[Transcript data for document pages]
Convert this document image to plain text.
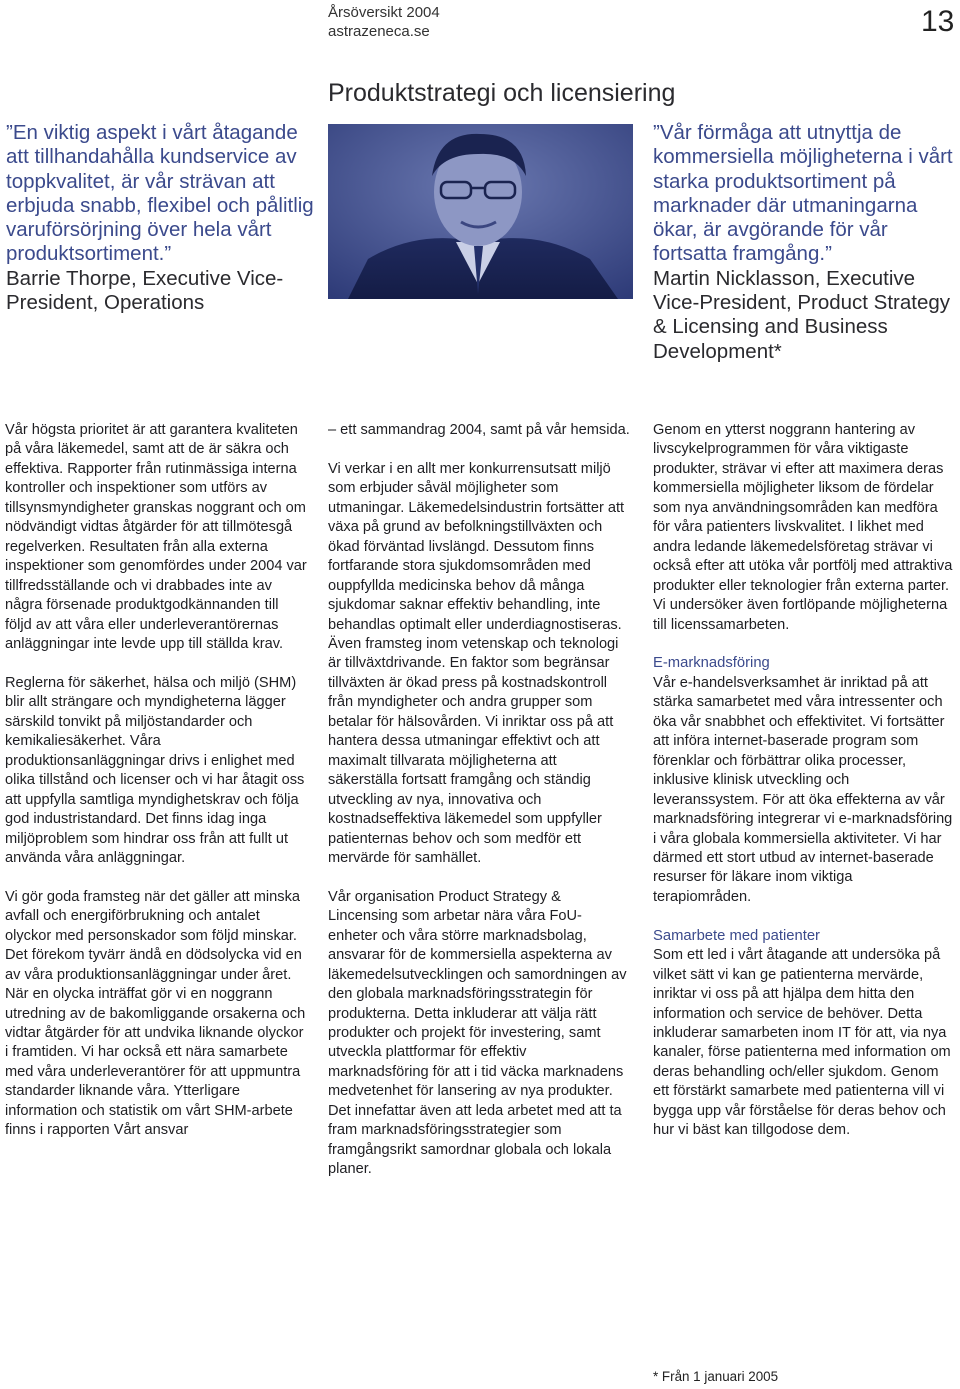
Årsöversikt 2004
astrazeneca.se	13
Produktstrategi och licensiering
”En viktig aspekt i vårt åtagande att tillhandahålla kundservice av toppkvalitet, är vår strävan att erbjuda snabb, flexibel och pålitlig varuförsörjning över hela vårt produktsortiment.”
Barrie Thorpe, Executive Vice-President, Operations
”Vår förmåga att utnyttja de kommersiella möjligheterna i vårt starka produktsortiment på marknader där utmaningarna ökar, är avgörande för vår fortsatta framgång.”
Martin Nicklasson, Executive Vice-President, Product Strategy & Licensing and Business Development*

Vår högsta prioritet är att garantera kvaliteten på våra läkemedel, samt att de är säkra och effektiva. Rapporter från rutinmässiga interna kontroller och inspektioner som utförs av tillsynsmyndigheter granskas noggrant och om nödvändigt vidtas åtgärder för att tillmötesgå regelverken. Resultaten från alla externa inspektioner som genomfördes under 2004 var tillfredsställande och vi drabbades inte av några försenade produktgodkännanden till följd av att våra eller underleverantörernas anläggningar inte levde upp till ställda krav.

Reglerna för säkerhet, hälsa och miljö (SHM) blir allt strängare och myndigheterna lägger särskild tonvikt på miljöstandarder och kemikaliesäkerhet. Våra produktionsanläggningar drivs i enlighet med olika tillstånd och licenser och vi har åtagit oss att uppfylla samtliga myndighetskrav och följa god industristandard. Det finns idag inga miljöproblem som hindrar oss från att fullt ut använda våra anläggningar.

Vi gör goda framsteg när det gäller att minska avfall och energiförbrukning och antalet olyckor med personskador som följd minskar. Det förekom tyvärr ändå en dödsolycka vid en av våra produktionsanläggningar under året. När en olycka inträffat gör vi en noggrann utredning av de bakomliggande orsakerna och vidtar åtgärder för att undvika liknande olyckor i framtiden. Vi har också ett nära samarbete med våra underleverantörer för att uppmuntra standarder liknande våra. Ytterligare information och statistik om vårt SHM-arbete finns i rapporten Vårt ansvar

– ett sammandrag 2004, samt på vår hemsida.

Vi verkar i en allt mer konkurrensutsatt miljö som erbjuder såväl möjligheter som utmaningar. Läkemedelsindustrin fortsätter att växa på grund av befolkningstillväxten och ökad förväntad livslängd. Dessutom finns fortfarande stora sjukdomsområden med ouppfyllda medicinska behov då många sjukdomar saknar effektiv behandling, inte behandlas optimalt eller underdiagnostiseras. Även framsteg inom vetenskap och teknologi är tillväxtdrivande. En faktor som begränsar tillväxten är ökad press på kostnadskontroll från myndigheter och andra grupper som betalar för hälsovården. Vi inriktar oss på att hantera dessa utmaningar effektivt och att maximalt tillvarata möjligheterna att säkerställa fortsatt framgång och ständig utveckling av nya, innovativa och kostnadseffektiva läkemedel som uppfyller patienternas behov och som medför ett mervärde för samhället.

Vår organisation Product Strategy & Lincensing som arbetar nära våra FoU-enheter och våra större marknadsbolag, ansvarar för de kommersiella aspekterna av läkemedelsutvecklingen och samordningen av den globala marknadsföringsstrategin för produkterna. Detta inkluderar att välja rätt produkter och projekt för investering, samt utveckla plattformar för effektiv marknadsföring för att i tid väcka marknadens medvetenhet för lansering av nya produkter. Det innefattar även att leda arbetet med att ta fram marknadsföringsstrategier som framgångsrikt samordnar globala och lokala planer.

Genom en ytterst noggrann hantering av livscykelprogrammen för våra viktigaste produkter, strävar vi efter att maximera deras kommersiella möjligheter liksom de fördelar som nya användningsområden kan medföra för våra patienters livskvalitet. I likhet med andra ledande läkemedelsföretag strävar vi också efter att utöka vår portfölj med attraktiva produkter eller teknologier från externa parter. Vi undersöker även fortlöpande möjligheterna till licenssamarbeten.

E-marknadsföring

Vår e-handelsverksamhet är inriktad på att stärka samarbetet med våra intressenter och öka vår snabbhet och effektivitet. Vi fortsätter att införa internet-baserade program som förenklar och förbättrar olika processer, inklusive klinisk utveckling och leveranssystem. För att öka effekterna av vår marknadsföring integrerar vi e-marknadsföring i våra globala kommersiella aktiviteter. Vi har därmed ett stort utbud av internet-baserade resurser för läkare inom viktiga terapiområden.

Samarbete med patienter

Som ett led i vårt åtagande att undersöka på vilket sätt vi kan ge patienterna mervärde, inriktar vi oss på att hjälpa dem hitta den information och service de behöver. Detta inkluderar samarbeten inom IT för att, via nya kanaler, förse patienterna med information om deras behandling och/eller sjukdom. Genom ett förstärkt samarbete med patienterna vill vi bygga upp vår förståelse för deras behov och hur vi bäst kan tillgodose dem.

* Från 1 januari 2005
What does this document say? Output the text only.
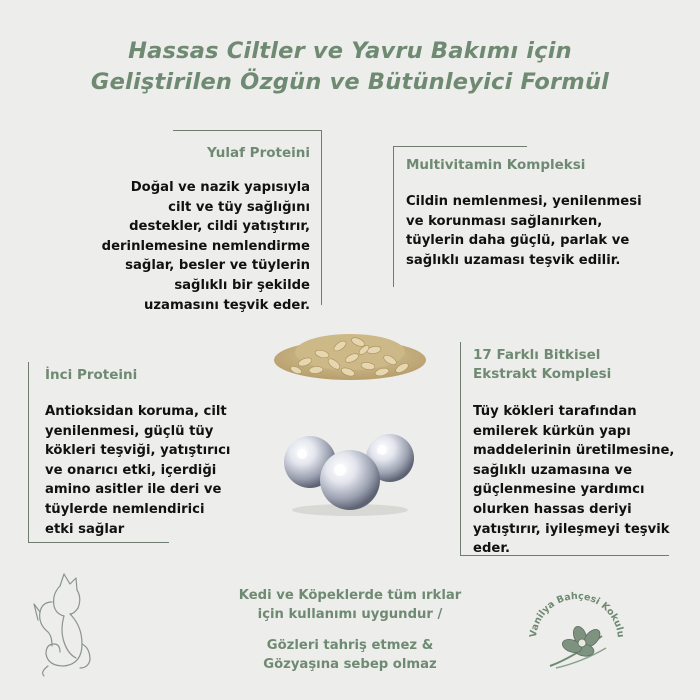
Hassas Ciltler ve Yavru Bakımı için
Geliştirilen Özgün ve Bütünleyici Formül
Yulaf Proteini
Doğal ve nazik yapısıyla
cilt ve tüy sağlığını
destekler, cildi yatıştırır,
derinlemesine nemlendirme
sağlar, besler ve tüylerin
sağlıklı bir şekilde
uzamasını teşvik eder.
Multivitamin Kompleksi
Cildin nemlenmesi, yenilenmesi
ve korunması sağlanırken,
tüylerin daha güçlü, parlak ve
sağlıklı uzaması teşvik edilir.
İnci Proteini
Antioksidan koruma, cilt
yenilenmesi, güçlü tüy
kökleri teşviği, yatıştırıcı
ve onarıcı etki, içerdiği
amino asitler ile deri ve
tüylerde nemlendirici
etki sağlar
17 Farklı Bitkisel
Ekstrakt Komplesi
Tüy kökleri tarafından
emilerek kürkün yapı
maddelerinin üretilmesine,
sağlıklı uzamasına ve
güçlenmesine yardımcı
olurken hassas deriyi
yatıştırır, iyileşmeyi teşvik
eder.
Kedi ve Köpeklerde tüm ırklar
için kullanımı uygundur /
Gözleri tahriş etmez &
Gözyaşına sebep olmaz
Vanilya Bahçesi Kokulu
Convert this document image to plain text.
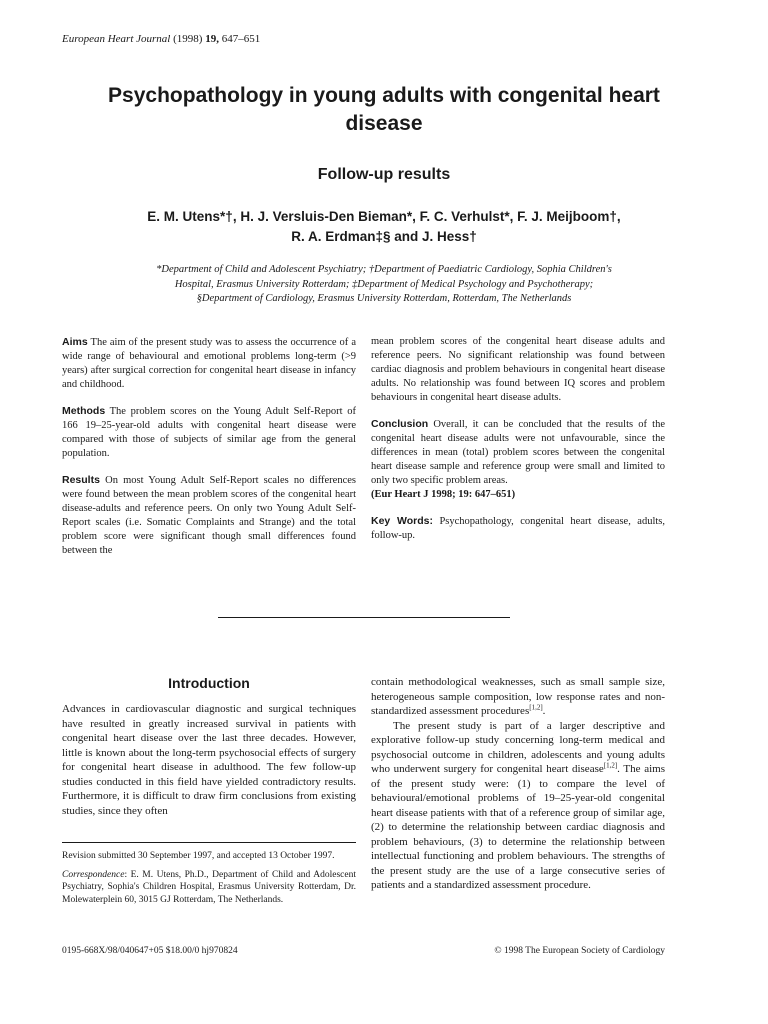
European Heart Journal (1998) 19, 647–651
Psychopathology in young adults with congenital heart disease
Follow-up results
E. M. Utens*†, H. J. Versluis-Den Bieman*, F. C. Verhulst*, F. J. Meijboom†,
R. A. Erdman‡§ and J. Hess†
*Department of Child and Adolescent Psychiatry; †Department of Paediatric Cardiology, Sophia Children's
Hospital, Erasmus University Rotterdam; ‡Department of Medical Psychology and Psychotherapy;
§Department of Cardiology, Erasmus University Rotterdam, Rotterdam, The Netherlands

Aims The aim of the present study was to assess the occurrence of a wide range of behavioural and emotional problems long-term (>9 years) after surgical correction for congenital heart disease in infancy and childhood.

Methods The problem scores on the Young Adult Self-Report of 166 19–25-year-old adults with congenital heart disease were compared with those of subjects of similar age from the general population.

Results On most Young Adult Self-Report scales no differences were found between the mean problem scores of the congenital heart disease-adults and reference peers. On only two Young Adult Self-Report scales (i.e. Somatic Complaints and Strange) and the total problem score were significant though small differences found between the

mean problem scores of the congenital heart disease adults and reference peers. No significant relationship was found between cardiac diagnosis and problem behaviours in congenital heart disease adults. No relationship was found between IQ scores and problem behaviours in congenital heart disease adults.

Conclusion Overall, it can be concluded that the results of the congenital heart disease adults were not unfavourable, since the differences in mean (total) problem scores between the congenital heart disease sample and reference group were small and limited to only two specific problem areas.

(Eur Heart J 1998; 19: 647–651)

Key Words: Psychopathology, congenital heart disease, adults, follow-up.

Introduction

Advances in cardiovascular diagnostic and surgical techniques have resulted in greatly increased survival in patients with congenital heart disease over the last three decades. However, little is known about the long-term psychosocial effects of surgery for congenital heart disease in adulthood. The few follow-up studies conducted in this field have yielded contradictory results. Furthermore, it is difficult to draw firm conclusions from existing studies, since they often

contain methodological weaknesses, such as small sample size, heterogeneous sample composition, low response rates and non-standardized assessment procedures[1,2].

The present study is part of a larger descriptive and explorative follow-up study concerning long-term medical and psychosocial outcome in children, adolescents and young adults who underwent surgery for congenital heart disease[1,2]. The aims of the present study were: (1) to compare the level of behavioural/emotional problems of 19–25-year-old congenital heart disease patients with that of a reference group of similar age, (2) to determine the relationship between cardiac diagnosis and problem behaviours, (3) to determine the relationship between intellectual functioning and problem behaviours. The strengths of the present study are the use of a large consecutive series of patients and a standardized assessment procedure.

Revision submitted 30 September 1997, and accepted 13 October 1997.

Correspondence: E. M. Utens, Ph.D., Department of Child and Adolescent Psychiatry, Sophia's Children Hospital, Erasmus University Rotterdam, Dr. Molewaterplein 60, 3015 GJ Rotterdam, The Netherlands.

0195-668X/98/040647+05 $18.00/0 hj970824	© 1998 The European Society of Cardiology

Your assignment
Identify every line above with the string "sağlar" in it. Copy those lines.

Finished task
sağlar, besler ve tüylerin
etki sağlar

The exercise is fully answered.